Task instructions: Drop the pictures, then repeat every record exactly as it stands.

###

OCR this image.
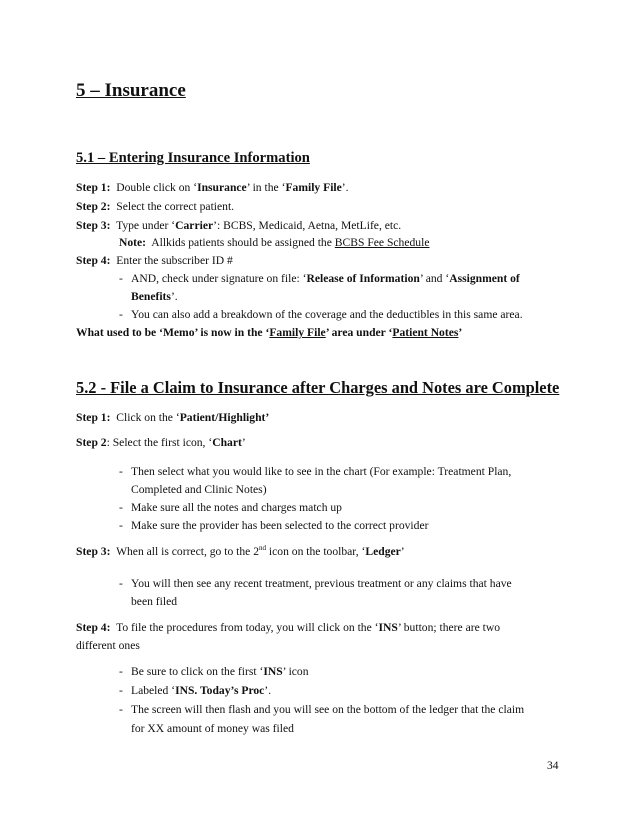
5 – Insurance
5.1 – Entering Insurance Information
Step 1: Double click on ‘Insurance’ in the ‘Family File’.
Step 2: Select the correct patient.
Step 3: Type under ‘Carrier’: BCBS, Medicaid, Aetna, MetLife, etc.
Note: Allkids patients should be assigned the BCBS Fee Schedule
Step 4: Enter the subscriber ID #
- AND, check under signature on file: ‘Release of Information’ and ‘Assignment of
Benefits’.
- You can also add a breakdown of the coverage and the deductibles in this same area.
What used to be ‘Memo’ is now in the ‘Family File’ area under ‘Patient Notes’
5.2 - File a Claim to Insurance after Charges and Notes are Complete
Step 1: Click on the ‘Patient/Highlight’
Step 2: Select the first icon, ‘Chart’
- Then select what you would like to see in the chart (For example: Treatment Plan,
Completed and Clinic Notes)
- Make sure all the notes and charges match up
- Make sure the provider has been selected to the correct provider
Step 3: When all is correct, go to the 2nd icon on the toolbar, ‘Ledger’
- You will then see any recent treatment, previous treatment or any claims that have
been filed
Step 4: To file the procedures from today, you will click on the ‘INS’ button; there are two
different ones
- Be sure to click on the first ‘INS’ icon
- Labeled ‘INS. Today’s Proc’.
- The screen will then flash and you will see on the bottom of the ledger that the claim
for XX amount of money was filed
34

###

Finished exercise:
OCR this image.
5 – Insurance
5.1 – Entering Insurance Information
Step 1: Double click on ‘Insurance’ in the ‘Family File’.
Step 2: Select the correct patient.
Step 3: Type under ‘Carrier’: BCBS, Medicaid, Aetna, MetLife, etc.
Note: Allkids patients should be assigned the BCBS Fee Schedule
Step 4: Enter the subscriber ID #
- AND, check under signature on file: ‘Release of Information’ and ‘Assignment of
Benefits’.
- You can also add a breakdown of the coverage and the deductibles in this same area.
What used to be ‘Memo’ is now in the ‘Family File’ area under ‘Patient Notes’
5.2 - File a Claim to Insurance after Charges and Notes are Complete
Step 1: Click on the ‘Patient/Highlight’
Step 2: Select the first icon, ‘Chart’
- Then select what you would like to see in the chart (For example: Treatment Plan,
Completed and Clinic Notes)
- Make sure all the notes and charges match up
- Make sure the provider has been selected to the correct provider
Step 3: When all is correct, go to the 2nd icon on the toolbar, ‘Ledger’
- You will then see any recent treatment, previous treatment or any claims that have
been filed
Step 4: To file the procedures from today, you will click on the ‘INS’ button; there are two
different ones
- Be sure to click on the first ‘INS’ icon
- Labeled ‘INS. Today’s Proc’.
- The screen will then flash and you will see on the bottom of the ledger that the claim
for XX amount of money was filed
34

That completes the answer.